[WRITTEN TASK]: Copy each line of the data below exactly, leaving out pictures.

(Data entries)
"""
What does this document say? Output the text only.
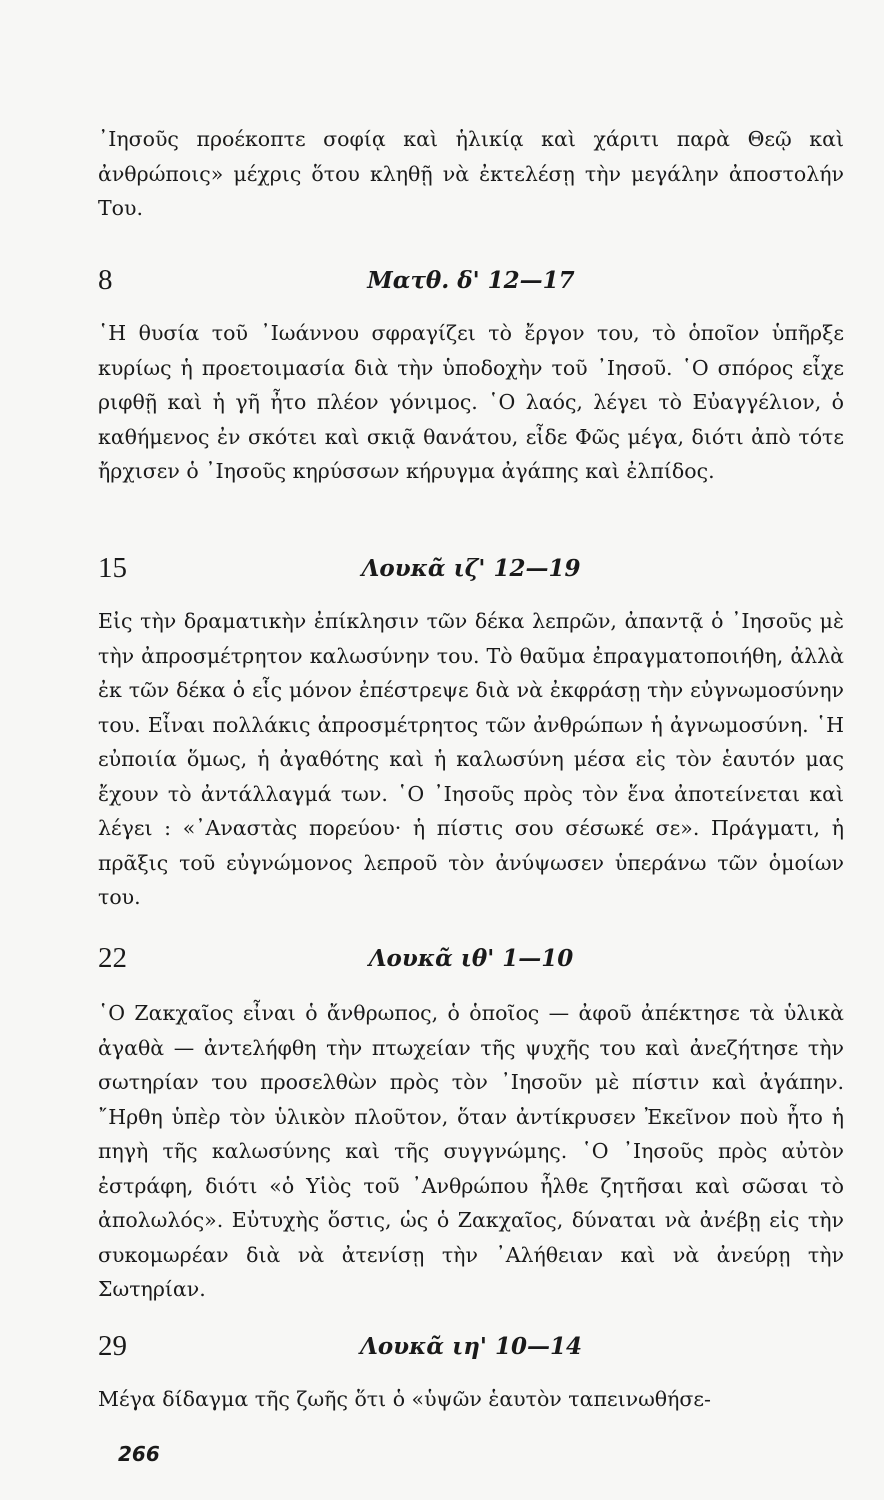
᾿Ιησοῦς προέκοπτε σοφίᾳ καὶ ἡλικίᾳ καὶ χάριτι παρὰ Θεῷ καὶ ἀνθρώποις» μέχρις ὅτου κληθῇ νὰ ἐκτελέσῃ τὴν μεγάλην ἀποστολήν Του.

8	Ματθ. δ' 12—17

῾Η θυσία τοῦ ᾿Ιωάννου σφραγίζει τὸ ἔργον του, τὸ ὁποῖον ὑπῆρξε κυρίως ἡ προετοιμασία διὰ τὴν ὑποδοχὴν τοῦ ᾿Ιησοῦ. ῾Ο σπόρος εἶχε ριφθῇ καὶ ἡ γῆ ἦτο πλέον γόνιμος. ῾Ο λαός, λέγει τὸ Εὐαγγέλιον, ὁ καθήμενος ἐν σκότει καὶ σκιᾷ θανάτου, εἶδε Φῶς μέγα, διότι ἀπὸ τότε ἤρχισεν ὁ ᾿Ιησοῦς κηρύσσων κήρυγμα ἀγάπης καὶ ἐλπίδος.

15	Λουκᾶ ιζ' 12—19

Εἰς τὴν δραματικὴν ἐπίκλησιν τῶν δέκα λεπρῶν, ἀπαντᾷ ὁ ᾿Ιησοῦς μὲ τὴν ἀπροσμέτρητον καλωσύνην του. Τὸ θαῦμα ἐπραγματοποιήθη, ἀλλὰ ἐκ τῶν δέκα ὁ εἷς μόνον ἐπέστρεψε διὰ νὰ ἐκφράσῃ τὴν εὐγνωμοσύνην του. Εἶναι πολλάκις ἀπροσμέτρητος τῶν ἀνθρώπων ἡ ἀγνωμοσύνη. ῾Η εὐποιία ὅμως, ἡ ἀγαθότης καὶ ἡ καλωσύνη μέσα εἰς τὸν ἑαυτόν μας ἔχουν τὸ ἀντάλλαγμά των. ῾Ο ᾿Ιησοῦς πρὸς τὸν ἕνα ἀποτείνεται καὶ λέγει : «᾿Αναστὰς πορεύου· ἡ πίστις σου σέσωκέ σε». Πράγματι, ἡ πρᾶξις τοῦ εὐγνώμονος λεπροῦ τὸν ἀνύψωσεν ὑπεράνω τῶν ὁμοίων του.

22	Λουκᾶ ιθ' 1—10

῾Ο Ζακχαῖος εἶναι ὁ ἄνθρωπος, ὁ ὁποῖος — ἀφοῦ ἀπέκτησε τὰ ὑλικὰ ἀγαθὰ — ἀντελήφθη τὴν πτωχείαν τῆς ψυχῆς του καὶ ἀνεζήτησε τὴν σωτηρίαν του προσελθὼν πρὸς τὸν ᾿Ιησοῦν μὲ πίστιν καὶ ἀγάπην. ῎Ηρθη ὑπὲρ τὸν ὑλικὸν πλοῦτον, ὅταν ἀντίκρυσεν Ἐκεῖνον ποὺ ἦτο ἡ πηγὴ τῆς καλωσύνης καὶ τῆς συγγνώμης. ῾Ο ᾿Ιησοῦς πρὸς αὐτὸν ἐστράφη, διότι «ὁ Υἱὸς τοῦ ᾿Ανθρώπου ἦλθε ζητῆσαι καὶ σῶσαι τὸ ἀπολωλός». Εὐτυχὴς ὅστις, ὡς ὁ Ζακχαῖος, δύναται νὰ ἀνέβῃ εἰς τὴν συκομωρέαν διὰ νὰ ἀτενίσῃ τὴν ᾿Αλήθειαν καὶ νὰ ἀνεύρῃ τὴν Σωτηρίαν.

29	Λουκᾶ ιη' 10—14

Μέγα δίδαγμα τῆς ζωῆς ὅτι ὁ «ὑψῶν ἑαυτὸν ταπεινωθήσε-

266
"""
[FULL OUTPUT]:
What does this document say? Output the text only.
᾿Ιησοῦς προέκοπτε σοφίᾳ καὶ ἡλικίᾳ καὶ χάριτι παρὰ Θεῷ καὶ ἀνθρώποις» μέχρις ὅτου κληθῇ νὰ ἐκτελέσῃ τὴν μεγάλην ἀποστολήν Του.

8	Ματθ. δ' 12—17

῾Η θυσία τοῦ ᾿Ιωάννου σφραγίζει τὸ ἔργον του, τὸ ὁποῖον ὑπῆρξε κυρίως ἡ προετοιμασία διὰ τὴν ὑποδοχὴν τοῦ ᾿Ιησοῦ. ῾Ο σπόρος εἶχε ριφθῇ καὶ ἡ γῆ ἦτο πλέον γόνιμος. ῾Ο λαός, λέγει τὸ Εὐαγγέλιον, ὁ καθήμενος ἐν σκότει καὶ σκιᾷ θανάτου, εἶδε Φῶς μέγα, διότι ἀπὸ τότε ἤρχισεν ὁ ᾿Ιησοῦς κηρύσσων κήρυγμα ἀγάπης καὶ ἐλπίδος.

15	Λουκᾶ ιζ' 12—19

Εἰς τὴν δραματικὴν ἐπίκλησιν τῶν δέκα λεπρῶν, ἀπαντᾷ ὁ ᾿Ιησοῦς μὲ τὴν ἀπροσμέτρητον καλωσύνην του. Τὸ θαῦμα ἐπραγματοποιήθη, ἀλλὰ ἐκ τῶν δέκα ὁ εἷς μόνον ἐπέστρεψε διὰ νὰ ἐκφράσῃ τὴν εὐγνωμοσύνην του. Εἶναι πολλάκις ἀπροσμέτρητος τῶν ἀνθρώπων ἡ ἀγνωμοσύνη. ῾Η εὐποιία ὅμως, ἡ ἀγαθότης καὶ ἡ καλωσύνη μέσα εἰς τὸν ἑαυτόν μας ἔχουν τὸ ἀντάλλαγμά των. ῾Ο ᾿Ιησοῦς πρὸς τὸν ἕνα ἀποτείνεται καὶ λέγει : «᾿Αναστὰς πορεύου· ἡ πίστις σου σέσωκέ σε». Πράγματι, ἡ πρᾶξις τοῦ εὐγνώμονος λεπροῦ τὸν ἀνύψωσεν ὑπεράνω τῶν ὁμοίων του.

22	Λουκᾶ ιθ' 1—10

῾Ο Ζακχαῖος εἶναι ὁ ἄνθρωπος, ὁ ὁποῖος — ἀφοῦ ἀπέκτησε τὰ ὑλικὰ ἀγαθὰ — ἀντελήφθη τὴν πτωχείαν τῆς ψυχῆς του καὶ ἀνεζήτησε τὴν σωτηρίαν του προσελθὼν πρὸς τὸν ᾿Ιησοῦν μὲ πίστιν καὶ ἀγάπην. ῎Ηρθη ὑπὲρ τὸν ὑλικὸν πλοῦτον, ὅταν ἀντίκρυσεν Ἐκεῖνον ποὺ ἦτο ἡ πηγὴ τῆς καλωσύνης καὶ τῆς συγγνώμης. ῾Ο ᾿Ιησοῦς πρὸς αὐτὸν ἐστράφη, διότι «ὁ Υἱὸς τοῦ ᾿Ανθρώπου ἦλθε ζητῆσαι καὶ σῶσαι τὸ ἀπολωλός». Εὐτυχὴς ὅστις, ὡς ὁ Ζακχαῖος, δύναται νὰ ἀνέβῃ εἰς τὴν συκομωρέαν διὰ νὰ ἀτενίσῃ τὴν ᾿Αλήθειαν καὶ νὰ ἀνεύρῃ τὴν Σωτηρίαν.

29	Λουκᾶ ιη' 10—14

Μέγα δίδαγμα τῆς ζωῆς ὅτι ὁ «ὑψῶν ἑαυτὸν ταπεινωθήσε-

266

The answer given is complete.